> **INSTRUCTIONS FOR THE TASK**: Using the records provided below, locate and copy each line that contains the word "libvirt".

> **SUPPLIED DATA**:
++++
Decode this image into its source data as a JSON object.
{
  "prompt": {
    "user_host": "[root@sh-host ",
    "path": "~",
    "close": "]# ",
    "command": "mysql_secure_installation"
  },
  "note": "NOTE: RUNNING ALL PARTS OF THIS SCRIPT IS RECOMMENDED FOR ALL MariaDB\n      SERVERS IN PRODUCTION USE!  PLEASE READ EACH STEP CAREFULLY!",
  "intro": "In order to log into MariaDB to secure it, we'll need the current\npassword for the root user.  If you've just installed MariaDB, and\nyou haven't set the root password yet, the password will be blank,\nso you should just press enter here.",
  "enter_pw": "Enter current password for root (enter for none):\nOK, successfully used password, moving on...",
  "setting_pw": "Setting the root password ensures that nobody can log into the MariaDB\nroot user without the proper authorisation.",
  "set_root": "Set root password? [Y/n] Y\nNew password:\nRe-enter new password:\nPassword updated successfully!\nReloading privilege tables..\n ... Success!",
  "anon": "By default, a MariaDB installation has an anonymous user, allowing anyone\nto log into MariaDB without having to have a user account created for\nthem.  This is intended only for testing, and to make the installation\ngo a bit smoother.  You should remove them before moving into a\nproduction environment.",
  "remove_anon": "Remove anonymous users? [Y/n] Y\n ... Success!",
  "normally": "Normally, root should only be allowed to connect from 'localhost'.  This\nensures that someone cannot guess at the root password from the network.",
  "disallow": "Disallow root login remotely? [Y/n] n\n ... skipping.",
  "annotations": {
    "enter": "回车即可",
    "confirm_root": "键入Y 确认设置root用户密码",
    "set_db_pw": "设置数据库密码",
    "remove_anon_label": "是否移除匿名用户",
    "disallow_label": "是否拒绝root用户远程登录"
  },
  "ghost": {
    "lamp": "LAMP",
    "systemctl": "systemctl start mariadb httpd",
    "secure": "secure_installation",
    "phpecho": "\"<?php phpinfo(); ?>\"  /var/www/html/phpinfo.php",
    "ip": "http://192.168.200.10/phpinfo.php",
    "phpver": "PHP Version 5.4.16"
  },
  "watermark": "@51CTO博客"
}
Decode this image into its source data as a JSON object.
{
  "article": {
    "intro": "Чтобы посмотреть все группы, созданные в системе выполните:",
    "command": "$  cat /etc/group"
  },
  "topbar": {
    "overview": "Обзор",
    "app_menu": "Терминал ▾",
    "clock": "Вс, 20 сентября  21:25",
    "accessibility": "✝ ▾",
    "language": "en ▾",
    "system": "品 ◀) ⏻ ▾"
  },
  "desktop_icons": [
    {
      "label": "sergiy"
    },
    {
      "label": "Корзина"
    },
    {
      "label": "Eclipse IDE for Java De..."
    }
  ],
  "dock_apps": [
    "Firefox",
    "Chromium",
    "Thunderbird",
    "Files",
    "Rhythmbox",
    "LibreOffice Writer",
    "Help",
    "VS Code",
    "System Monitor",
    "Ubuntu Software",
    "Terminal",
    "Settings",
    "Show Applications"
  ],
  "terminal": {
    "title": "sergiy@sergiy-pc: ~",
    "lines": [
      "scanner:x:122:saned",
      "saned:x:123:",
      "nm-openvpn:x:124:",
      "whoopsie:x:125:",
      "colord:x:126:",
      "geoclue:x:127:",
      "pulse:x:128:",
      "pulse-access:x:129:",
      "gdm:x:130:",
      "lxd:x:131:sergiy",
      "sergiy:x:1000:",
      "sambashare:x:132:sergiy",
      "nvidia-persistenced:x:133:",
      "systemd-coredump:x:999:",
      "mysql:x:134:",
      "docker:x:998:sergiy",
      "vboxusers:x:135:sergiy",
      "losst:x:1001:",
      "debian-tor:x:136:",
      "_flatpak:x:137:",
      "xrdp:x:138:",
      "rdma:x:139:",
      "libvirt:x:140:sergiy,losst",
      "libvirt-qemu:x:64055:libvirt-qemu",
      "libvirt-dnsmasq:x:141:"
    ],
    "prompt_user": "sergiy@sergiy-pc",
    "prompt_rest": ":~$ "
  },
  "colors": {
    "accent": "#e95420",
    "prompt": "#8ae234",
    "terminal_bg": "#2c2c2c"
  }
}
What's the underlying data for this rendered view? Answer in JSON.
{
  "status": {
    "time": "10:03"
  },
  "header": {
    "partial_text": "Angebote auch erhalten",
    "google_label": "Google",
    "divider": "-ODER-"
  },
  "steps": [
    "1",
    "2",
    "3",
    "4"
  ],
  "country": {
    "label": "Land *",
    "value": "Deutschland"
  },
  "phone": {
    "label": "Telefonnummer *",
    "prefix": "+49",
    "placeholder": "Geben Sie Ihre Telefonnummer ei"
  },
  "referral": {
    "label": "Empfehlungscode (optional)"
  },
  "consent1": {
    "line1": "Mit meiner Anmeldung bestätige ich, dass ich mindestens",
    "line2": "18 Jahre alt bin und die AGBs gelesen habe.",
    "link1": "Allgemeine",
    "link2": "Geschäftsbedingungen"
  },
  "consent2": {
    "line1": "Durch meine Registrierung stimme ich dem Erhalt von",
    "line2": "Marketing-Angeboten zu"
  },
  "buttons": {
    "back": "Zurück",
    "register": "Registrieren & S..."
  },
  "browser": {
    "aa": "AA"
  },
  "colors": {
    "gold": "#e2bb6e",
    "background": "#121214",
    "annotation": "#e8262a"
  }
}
++++
> **ANSWER FOR THIS EXERCISE**:
      "libvirt:x:140:sergiy,losst",
      "libvirt-qemu:x:64055:libvirt-qemu",
      "libvirt-dnsmasq:x:141:"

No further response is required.